**TASK TO COMPLETE:**
Among the entries below, count the lines that contain the word "length". Write down only the total.

**GIVEN DATA:**

--- begin ---

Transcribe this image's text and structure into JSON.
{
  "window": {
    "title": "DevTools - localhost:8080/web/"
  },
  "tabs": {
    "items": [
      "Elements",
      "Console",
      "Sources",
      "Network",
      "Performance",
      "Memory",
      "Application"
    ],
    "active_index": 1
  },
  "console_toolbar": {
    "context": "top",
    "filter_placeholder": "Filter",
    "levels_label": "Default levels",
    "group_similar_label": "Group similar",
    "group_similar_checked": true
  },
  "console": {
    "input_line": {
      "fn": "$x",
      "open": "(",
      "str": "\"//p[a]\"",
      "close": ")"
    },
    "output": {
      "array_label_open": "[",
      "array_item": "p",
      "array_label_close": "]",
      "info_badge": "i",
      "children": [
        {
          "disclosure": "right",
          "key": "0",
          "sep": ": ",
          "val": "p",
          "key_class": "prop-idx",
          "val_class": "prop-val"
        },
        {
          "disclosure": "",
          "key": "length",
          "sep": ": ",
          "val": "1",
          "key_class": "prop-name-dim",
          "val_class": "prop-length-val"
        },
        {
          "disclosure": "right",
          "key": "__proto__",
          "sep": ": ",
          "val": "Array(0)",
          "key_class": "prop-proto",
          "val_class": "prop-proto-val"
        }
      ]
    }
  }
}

--- end ---
--- begin ---

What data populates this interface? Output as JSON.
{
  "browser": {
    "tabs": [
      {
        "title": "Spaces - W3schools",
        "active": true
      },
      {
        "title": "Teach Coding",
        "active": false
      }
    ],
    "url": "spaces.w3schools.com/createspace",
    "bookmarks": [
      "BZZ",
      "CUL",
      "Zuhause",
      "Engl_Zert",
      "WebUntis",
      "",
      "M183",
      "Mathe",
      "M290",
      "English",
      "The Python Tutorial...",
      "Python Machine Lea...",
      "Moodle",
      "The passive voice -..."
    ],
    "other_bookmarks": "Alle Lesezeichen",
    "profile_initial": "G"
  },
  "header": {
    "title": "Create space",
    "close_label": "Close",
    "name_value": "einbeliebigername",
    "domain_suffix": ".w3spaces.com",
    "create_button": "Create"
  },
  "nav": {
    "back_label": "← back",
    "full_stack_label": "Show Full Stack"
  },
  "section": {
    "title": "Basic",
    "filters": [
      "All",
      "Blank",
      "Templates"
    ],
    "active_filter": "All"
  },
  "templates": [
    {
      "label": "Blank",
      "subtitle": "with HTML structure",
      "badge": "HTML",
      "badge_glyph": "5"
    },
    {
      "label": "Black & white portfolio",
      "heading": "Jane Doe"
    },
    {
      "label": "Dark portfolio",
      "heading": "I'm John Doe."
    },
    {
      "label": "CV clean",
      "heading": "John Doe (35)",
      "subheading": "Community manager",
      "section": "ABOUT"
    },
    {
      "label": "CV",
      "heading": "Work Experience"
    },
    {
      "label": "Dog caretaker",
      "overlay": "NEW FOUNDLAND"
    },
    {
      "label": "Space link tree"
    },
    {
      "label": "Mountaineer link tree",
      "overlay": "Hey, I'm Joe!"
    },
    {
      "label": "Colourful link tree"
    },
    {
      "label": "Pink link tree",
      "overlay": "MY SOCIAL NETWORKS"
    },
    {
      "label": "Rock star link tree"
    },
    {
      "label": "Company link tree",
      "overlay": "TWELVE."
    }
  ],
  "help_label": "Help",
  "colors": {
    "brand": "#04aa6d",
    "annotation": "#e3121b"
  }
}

--- end ---
--- begin ---

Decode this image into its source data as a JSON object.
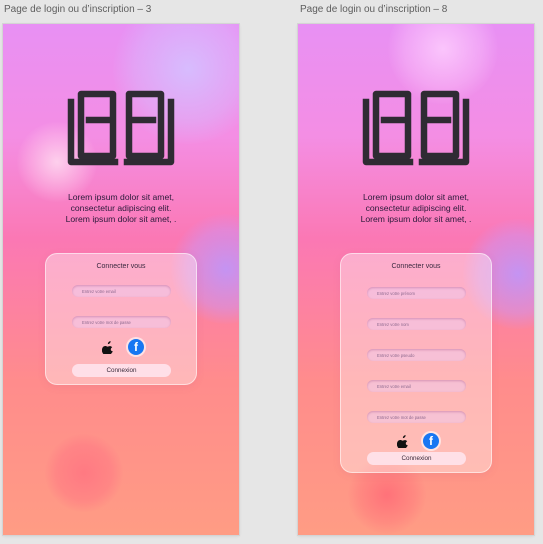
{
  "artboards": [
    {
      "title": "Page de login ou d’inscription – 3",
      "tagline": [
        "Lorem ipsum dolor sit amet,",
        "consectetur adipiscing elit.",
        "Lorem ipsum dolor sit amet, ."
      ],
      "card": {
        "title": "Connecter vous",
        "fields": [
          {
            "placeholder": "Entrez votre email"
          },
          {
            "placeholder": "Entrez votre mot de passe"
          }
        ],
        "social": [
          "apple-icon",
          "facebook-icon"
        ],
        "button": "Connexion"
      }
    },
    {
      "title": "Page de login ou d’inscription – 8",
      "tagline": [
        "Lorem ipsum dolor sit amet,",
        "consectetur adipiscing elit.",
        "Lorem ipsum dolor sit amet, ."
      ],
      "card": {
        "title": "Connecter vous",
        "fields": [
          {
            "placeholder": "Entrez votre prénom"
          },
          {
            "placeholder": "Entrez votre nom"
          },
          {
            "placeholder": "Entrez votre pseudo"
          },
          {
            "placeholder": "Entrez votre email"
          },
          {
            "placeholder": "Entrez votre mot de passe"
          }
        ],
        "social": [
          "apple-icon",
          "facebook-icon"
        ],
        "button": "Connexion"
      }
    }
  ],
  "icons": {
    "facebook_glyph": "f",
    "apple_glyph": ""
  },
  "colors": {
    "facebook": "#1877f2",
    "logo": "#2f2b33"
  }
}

--- end ---

**ANSWER FOR THE TASK:**
2